The problem:
Return the material exactly as supplied, apart from the pictures, which are omitted.

►

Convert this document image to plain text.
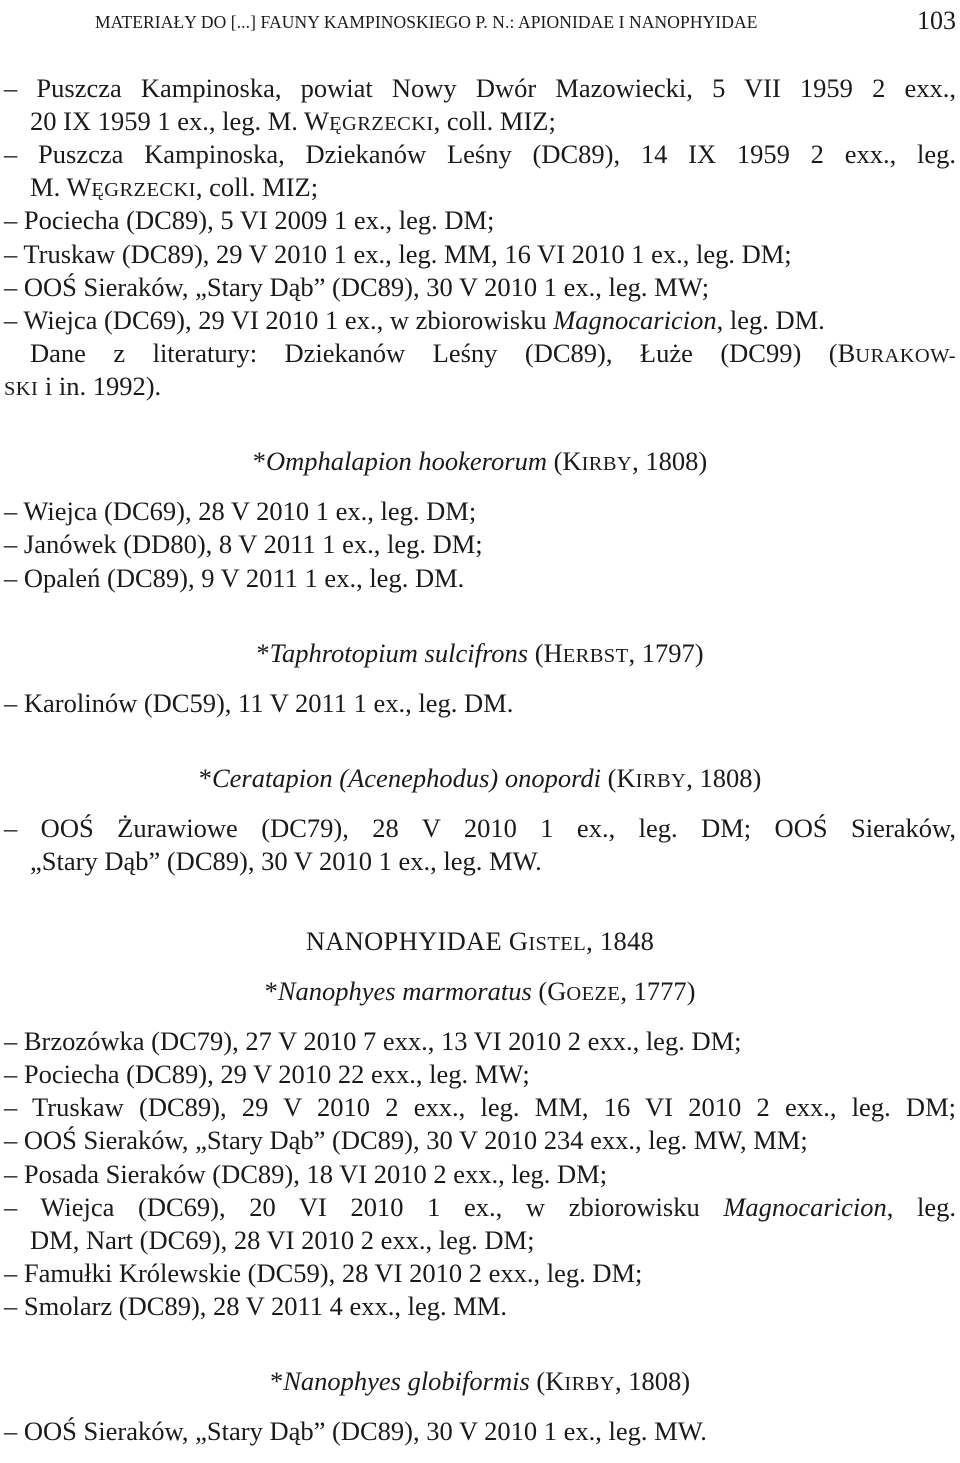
MATERIAŁY DO [...] FAUNY KAMPINOSKIEGO P. N.: APIONIDAE I NANOPHYIDAE	103
– Puszcza Kampinoska, powiat Nowy Dwór Mazowiecki, 5 VII 1959 2 exx.,
20 IX 1959 1 ex., leg. M. WĘGRZECKI, coll. MIZ;
– Puszcza Kampinoska, Dziekanów Leśny (DC89), 14 IX 1959 2 exx., leg.
M. WĘGRZECKI, coll. MIZ;
– Pociecha (DC89), 5 VI 2009 1 ex., leg. DM;
– Truskaw (DC89), 29 V 2010 1 ex., leg. MM, 16 VI 2010 1 ex., leg. DM;
– OOŚ Sieraków, „Stary Dąb” (DC89), 30 V 2010 1 ex., leg. MW;
– Wiejca (DC69), 29 VI 2010 1 ex., w zbiorowisku Magnocaricion, leg. DM.
Dane z literatury: Dziekanów Leśny (DC89), Łuże (DC99) (BURAKOW-
SKI i in. 1992).
*Omphalapion hookerorum (KIRBY, 1808)
– Wiejca (DC69), 28 V 2010 1 ex., leg. DM;
– Janówek (DD80), 8 V 2011 1 ex., leg. DM;
– Opaleń (DC89), 9 V 2011 1 ex., leg. DM.
*Taphrotopium sulcifrons (HERBST, 1797)
– Karolinów (DC59), 11 V 2011 1 ex., leg. DM.
*Ceratapion (Acenephodus) onopordi (KIRBY, 1808)
– OOŚ Żurawiowe (DC79), 28 V 2010 1 ex., leg. DM; OOŚ Sieraków,
„Stary Dąb” (DC89), 30 V 2010 1 ex., leg. MW.
NANOPHYIDAE GISTEL, 1848
*Nanophyes marmoratus (GOEZE, 1777)
– Brzozówka (DC79), 27 V 2010 7 exx., 13 VI 2010 2 exx., leg. DM;
– Pociecha (DC89), 29 V 2010 22 exx., leg. MW;
– Truskaw (DC89), 29 V 2010 2 exx., leg. MM, 16 VI 2010 2 exx., leg. DM;
– OOŚ Sieraków, „Stary Dąb” (DC89), 30 V 2010 234 exx., leg. MW, MM;
– Posada Sieraków (DC89), 18 VI 2010 2 exx., leg. DM;
– Wiejca (DC69), 20 VI 2010 1 ex., w zbiorowisku Magnocaricion, leg.
DM, Nart (DC69), 28 VI 2010 2 exx., leg. DM;
– Famułki Królewskie (DC59), 28 VI 2010 2 exx., leg. DM;
– Smolarz (DC89), 28 V 2011 4 exx., leg. MM.
*Nanophyes globiformis (KIRBY, 1808)
– OOŚ Sieraków, „Stary Dąb” (DC89), 30 V 2010 1 ex., leg. MW.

◄

Problem solution:
Convert this document image to plain text.
MATERIAŁY DO [...] FAUNY KAMPINOSKIEGO P. N.: APIONIDAE I NANOPHYIDAE	103
– Puszcza Kampinoska, powiat Nowy Dwór Mazowiecki, 5 VII 1959 2 exx.,
20 IX 1959 1 ex., leg. M. WĘGRZECKI, coll. MIZ;
– Puszcza Kampinoska, Dziekanów Leśny (DC89), 14 IX 1959 2 exx., leg.
M. WĘGRZECKI, coll. MIZ;
– Pociecha (DC89), 5 VI 2009 1 ex., leg. DM;
– Truskaw (DC89), 29 V 2010 1 ex., leg. MM, 16 VI 2010 1 ex., leg. DM;
– OOŚ Sieraków, „Stary Dąb” (DC89), 30 V 2010 1 ex., leg. MW;
– Wiejca (DC69), 29 VI 2010 1 ex., w zbiorowisku Magnocaricion, leg. DM.
Dane z literatury: Dziekanów Leśny (DC89), Łuże (DC99) (BURAKOW-
SKI i in. 1992).
*Omphalapion hookerorum (KIRBY, 1808)
– Wiejca (DC69), 28 V 2010 1 ex., leg. DM;
– Janówek (DD80), 8 V 2011 1 ex., leg. DM;
– Opaleń (DC89), 9 V 2011 1 ex., leg. DM.
*Taphrotopium sulcifrons (HERBST, 1797)
– Karolinów (DC59), 11 V 2011 1 ex., leg. DM.
*Ceratapion (Acenephodus) onopordi (KIRBY, 1808)
– OOŚ Żurawiowe (DC79), 28 V 2010 1 ex., leg. DM; OOŚ Sieraków,
„Stary Dąb” (DC89), 30 V 2010 1 ex., leg. MW.
NANOPHYIDAE GISTEL, 1848
*Nanophyes marmoratus (GOEZE, 1777)
– Brzozówka (DC79), 27 V 2010 7 exx., 13 VI 2010 2 exx., leg. DM;
– Pociecha (DC89), 29 V 2010 22 exx., leg. MW;
– Truskaw (DC89), 29 V 2010 2 exx., leg. MM, 16 VI 2010 2 exx., leg. DM;
– OOŚ Sieraków, „Stary Dąb” (DC89), 30 V 2010 234 exx., leg. MW, MM;
– Posada Sieraków (DC89), 18 VI 2010 2 exx., leg. DM;
– Wiejca (DC69), 20 VI 2010 1 ex., w zbiorowisku Magnocaricion, leg.
DM, Nart (DC69), 28 VI 2010 2 exx., leg. DM;
– Famułki Królewskie (DC59), 28 VI 2010 2 exx., leg. DM;
– Smolarz (DC89), 28 V 2011 4 exx., leg. MM.
*Nanophyes globiformis (KIRBY, 1808)
– OOŚ Sieraków, „Stary Dąb” (DC89), 30 V 2010 1 ex., leg. MW.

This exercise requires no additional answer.